*** Extracted entries ***

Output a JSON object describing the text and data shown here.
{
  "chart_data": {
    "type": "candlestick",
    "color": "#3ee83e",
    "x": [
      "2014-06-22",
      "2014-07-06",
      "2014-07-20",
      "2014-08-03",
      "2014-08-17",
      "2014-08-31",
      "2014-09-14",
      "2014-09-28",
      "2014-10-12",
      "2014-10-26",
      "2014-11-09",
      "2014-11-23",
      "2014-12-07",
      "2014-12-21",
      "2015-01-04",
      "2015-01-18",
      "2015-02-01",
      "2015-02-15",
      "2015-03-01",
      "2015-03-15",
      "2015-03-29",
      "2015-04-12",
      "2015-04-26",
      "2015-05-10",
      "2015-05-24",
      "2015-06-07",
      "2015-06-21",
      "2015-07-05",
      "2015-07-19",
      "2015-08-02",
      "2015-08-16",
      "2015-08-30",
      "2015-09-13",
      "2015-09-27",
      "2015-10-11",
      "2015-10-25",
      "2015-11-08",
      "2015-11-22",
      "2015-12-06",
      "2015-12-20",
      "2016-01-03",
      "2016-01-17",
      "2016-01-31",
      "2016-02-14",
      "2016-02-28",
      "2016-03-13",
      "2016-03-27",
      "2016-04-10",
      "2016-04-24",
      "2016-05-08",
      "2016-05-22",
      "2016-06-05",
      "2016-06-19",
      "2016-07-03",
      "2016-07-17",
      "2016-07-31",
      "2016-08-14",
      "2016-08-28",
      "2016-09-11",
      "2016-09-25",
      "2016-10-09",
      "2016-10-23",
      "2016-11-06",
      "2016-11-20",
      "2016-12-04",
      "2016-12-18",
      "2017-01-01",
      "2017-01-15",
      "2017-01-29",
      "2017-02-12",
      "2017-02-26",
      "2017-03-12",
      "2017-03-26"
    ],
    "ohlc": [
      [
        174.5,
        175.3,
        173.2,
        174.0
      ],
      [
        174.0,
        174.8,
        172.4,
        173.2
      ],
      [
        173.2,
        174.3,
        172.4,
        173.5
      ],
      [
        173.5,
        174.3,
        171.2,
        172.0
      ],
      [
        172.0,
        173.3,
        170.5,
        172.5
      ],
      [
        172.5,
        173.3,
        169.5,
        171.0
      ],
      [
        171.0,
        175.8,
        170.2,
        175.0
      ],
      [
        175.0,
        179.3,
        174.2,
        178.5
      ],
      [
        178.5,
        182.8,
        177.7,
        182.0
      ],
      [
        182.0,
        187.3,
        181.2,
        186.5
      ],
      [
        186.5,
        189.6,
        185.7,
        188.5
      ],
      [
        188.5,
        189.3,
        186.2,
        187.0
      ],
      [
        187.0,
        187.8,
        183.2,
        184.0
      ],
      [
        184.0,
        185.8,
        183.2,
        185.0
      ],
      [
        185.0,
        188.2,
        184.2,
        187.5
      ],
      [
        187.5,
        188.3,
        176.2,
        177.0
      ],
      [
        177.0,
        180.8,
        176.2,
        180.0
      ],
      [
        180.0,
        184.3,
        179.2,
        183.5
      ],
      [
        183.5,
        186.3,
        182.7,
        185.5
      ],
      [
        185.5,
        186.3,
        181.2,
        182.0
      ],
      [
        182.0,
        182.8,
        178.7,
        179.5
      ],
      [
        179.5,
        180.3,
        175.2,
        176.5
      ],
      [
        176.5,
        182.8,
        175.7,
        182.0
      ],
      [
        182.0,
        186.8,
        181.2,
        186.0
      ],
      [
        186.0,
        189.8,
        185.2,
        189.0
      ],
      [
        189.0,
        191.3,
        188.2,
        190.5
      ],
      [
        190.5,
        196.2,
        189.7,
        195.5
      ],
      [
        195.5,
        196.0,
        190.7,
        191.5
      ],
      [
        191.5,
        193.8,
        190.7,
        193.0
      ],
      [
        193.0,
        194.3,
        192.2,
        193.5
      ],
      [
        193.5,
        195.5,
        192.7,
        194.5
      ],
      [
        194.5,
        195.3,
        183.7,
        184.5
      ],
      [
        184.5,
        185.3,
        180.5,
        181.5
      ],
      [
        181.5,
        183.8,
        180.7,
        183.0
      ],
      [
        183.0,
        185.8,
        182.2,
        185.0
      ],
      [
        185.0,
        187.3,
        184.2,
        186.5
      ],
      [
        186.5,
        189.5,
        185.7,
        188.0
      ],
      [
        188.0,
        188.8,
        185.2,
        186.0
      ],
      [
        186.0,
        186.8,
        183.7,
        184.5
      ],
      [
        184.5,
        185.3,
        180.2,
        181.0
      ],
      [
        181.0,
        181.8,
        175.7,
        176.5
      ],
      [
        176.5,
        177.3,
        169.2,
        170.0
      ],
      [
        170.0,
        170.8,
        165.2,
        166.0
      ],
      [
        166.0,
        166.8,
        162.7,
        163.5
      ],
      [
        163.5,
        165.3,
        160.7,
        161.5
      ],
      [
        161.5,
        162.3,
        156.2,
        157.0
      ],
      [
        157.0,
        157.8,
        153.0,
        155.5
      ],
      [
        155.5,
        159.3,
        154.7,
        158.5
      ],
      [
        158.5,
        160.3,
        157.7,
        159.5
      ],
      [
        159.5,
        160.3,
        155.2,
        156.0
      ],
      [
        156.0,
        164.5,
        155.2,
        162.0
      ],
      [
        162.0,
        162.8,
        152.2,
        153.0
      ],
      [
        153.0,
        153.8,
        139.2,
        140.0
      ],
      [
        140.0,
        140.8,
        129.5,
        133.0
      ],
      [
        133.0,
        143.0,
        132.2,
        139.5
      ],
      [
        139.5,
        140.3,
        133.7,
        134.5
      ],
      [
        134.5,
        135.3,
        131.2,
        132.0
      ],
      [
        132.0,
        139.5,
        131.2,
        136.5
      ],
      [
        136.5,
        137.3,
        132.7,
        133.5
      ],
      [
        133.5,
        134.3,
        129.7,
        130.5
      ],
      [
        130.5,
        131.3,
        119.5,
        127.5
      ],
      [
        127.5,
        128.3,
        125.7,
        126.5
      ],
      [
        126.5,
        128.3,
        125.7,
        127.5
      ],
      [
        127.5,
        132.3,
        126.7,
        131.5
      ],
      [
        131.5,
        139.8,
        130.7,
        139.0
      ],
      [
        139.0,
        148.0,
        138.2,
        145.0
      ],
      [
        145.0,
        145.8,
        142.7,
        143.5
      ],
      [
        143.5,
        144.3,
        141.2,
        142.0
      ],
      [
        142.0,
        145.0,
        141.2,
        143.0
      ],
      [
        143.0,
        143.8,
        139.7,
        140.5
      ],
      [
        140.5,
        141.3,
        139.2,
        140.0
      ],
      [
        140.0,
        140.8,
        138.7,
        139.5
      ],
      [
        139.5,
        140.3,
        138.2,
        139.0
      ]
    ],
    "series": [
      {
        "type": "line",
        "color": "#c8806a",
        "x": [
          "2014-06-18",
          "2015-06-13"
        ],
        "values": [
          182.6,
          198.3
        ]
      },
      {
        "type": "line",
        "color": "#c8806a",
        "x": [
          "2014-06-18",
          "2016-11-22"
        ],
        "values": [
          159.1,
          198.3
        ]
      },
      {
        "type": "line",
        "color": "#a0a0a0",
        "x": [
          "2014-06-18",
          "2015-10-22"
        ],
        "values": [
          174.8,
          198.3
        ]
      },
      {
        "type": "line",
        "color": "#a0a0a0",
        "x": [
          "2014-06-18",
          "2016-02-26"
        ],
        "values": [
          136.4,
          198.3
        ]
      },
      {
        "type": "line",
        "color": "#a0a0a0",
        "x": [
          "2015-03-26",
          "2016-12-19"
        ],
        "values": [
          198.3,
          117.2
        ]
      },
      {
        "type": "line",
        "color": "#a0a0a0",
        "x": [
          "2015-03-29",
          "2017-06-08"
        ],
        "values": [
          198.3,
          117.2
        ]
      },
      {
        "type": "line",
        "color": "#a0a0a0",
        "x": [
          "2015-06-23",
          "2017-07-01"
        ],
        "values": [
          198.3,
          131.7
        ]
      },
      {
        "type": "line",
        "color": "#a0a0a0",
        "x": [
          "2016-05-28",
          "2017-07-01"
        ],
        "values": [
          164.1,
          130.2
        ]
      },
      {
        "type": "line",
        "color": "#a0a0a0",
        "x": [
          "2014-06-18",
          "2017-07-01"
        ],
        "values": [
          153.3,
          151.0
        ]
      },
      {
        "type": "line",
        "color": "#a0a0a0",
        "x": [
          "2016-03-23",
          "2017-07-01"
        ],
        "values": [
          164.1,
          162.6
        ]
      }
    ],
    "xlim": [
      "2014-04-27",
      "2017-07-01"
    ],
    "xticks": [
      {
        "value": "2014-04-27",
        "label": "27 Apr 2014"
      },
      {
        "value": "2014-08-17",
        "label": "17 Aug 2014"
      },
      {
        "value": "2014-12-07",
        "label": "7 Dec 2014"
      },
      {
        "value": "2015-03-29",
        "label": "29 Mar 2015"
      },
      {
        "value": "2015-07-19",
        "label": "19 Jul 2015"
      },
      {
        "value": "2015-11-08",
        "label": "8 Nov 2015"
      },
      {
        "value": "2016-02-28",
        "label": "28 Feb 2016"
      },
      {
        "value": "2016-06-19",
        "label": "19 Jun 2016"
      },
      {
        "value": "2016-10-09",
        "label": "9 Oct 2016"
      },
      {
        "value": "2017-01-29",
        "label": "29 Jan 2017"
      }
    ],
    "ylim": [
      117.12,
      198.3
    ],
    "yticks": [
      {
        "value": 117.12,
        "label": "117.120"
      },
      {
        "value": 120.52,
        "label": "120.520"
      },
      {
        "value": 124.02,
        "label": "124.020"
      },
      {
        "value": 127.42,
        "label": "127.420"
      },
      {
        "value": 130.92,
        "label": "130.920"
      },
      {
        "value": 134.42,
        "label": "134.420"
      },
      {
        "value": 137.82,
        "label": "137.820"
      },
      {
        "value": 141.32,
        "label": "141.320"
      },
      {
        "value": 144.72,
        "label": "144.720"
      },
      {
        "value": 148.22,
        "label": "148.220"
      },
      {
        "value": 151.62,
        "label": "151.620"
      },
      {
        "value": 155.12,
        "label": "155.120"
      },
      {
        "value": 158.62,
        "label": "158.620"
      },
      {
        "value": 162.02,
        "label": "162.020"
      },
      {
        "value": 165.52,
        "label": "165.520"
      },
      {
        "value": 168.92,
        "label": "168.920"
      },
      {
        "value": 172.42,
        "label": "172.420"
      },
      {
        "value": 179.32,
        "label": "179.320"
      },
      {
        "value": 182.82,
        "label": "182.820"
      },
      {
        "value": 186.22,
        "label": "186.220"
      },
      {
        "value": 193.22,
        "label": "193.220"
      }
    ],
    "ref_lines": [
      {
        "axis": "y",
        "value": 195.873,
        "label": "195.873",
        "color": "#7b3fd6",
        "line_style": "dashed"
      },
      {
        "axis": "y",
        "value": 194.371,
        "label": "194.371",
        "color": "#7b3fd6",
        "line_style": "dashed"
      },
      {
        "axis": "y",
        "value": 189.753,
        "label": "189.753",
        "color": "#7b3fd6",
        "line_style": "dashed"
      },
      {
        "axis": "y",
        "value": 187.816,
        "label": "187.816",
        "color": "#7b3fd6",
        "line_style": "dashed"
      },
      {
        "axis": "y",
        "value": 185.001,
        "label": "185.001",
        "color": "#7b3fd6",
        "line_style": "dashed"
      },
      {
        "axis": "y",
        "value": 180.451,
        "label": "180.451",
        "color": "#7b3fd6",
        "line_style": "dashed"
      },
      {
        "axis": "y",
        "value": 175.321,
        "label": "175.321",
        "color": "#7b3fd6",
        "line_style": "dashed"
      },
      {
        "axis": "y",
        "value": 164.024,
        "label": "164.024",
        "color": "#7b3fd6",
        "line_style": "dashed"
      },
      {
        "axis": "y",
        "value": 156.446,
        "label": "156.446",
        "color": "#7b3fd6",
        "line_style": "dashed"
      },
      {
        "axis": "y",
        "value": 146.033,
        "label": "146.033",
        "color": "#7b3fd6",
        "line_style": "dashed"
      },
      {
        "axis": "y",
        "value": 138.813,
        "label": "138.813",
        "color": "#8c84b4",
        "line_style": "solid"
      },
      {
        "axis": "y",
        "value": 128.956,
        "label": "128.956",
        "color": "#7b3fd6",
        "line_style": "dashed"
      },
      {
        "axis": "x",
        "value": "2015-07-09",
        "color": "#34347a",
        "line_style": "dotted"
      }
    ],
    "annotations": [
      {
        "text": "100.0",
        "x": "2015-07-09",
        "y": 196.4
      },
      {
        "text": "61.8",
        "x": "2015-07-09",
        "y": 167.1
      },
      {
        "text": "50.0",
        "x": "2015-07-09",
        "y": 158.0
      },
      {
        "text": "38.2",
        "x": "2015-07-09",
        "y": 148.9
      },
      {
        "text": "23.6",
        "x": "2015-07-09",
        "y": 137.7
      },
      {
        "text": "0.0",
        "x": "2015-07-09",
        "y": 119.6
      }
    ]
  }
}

***

• Exercise description:
Using the material above, copy every line in which the string "text" occurs.

• Response to this task:
Output a JSON object describing the text and data shown here.
        "text": "100.0",
        "text": "61.8",
        "text": "50.0",
        "text": "38.2",
        "text": "23.6",
        "text": "0.0",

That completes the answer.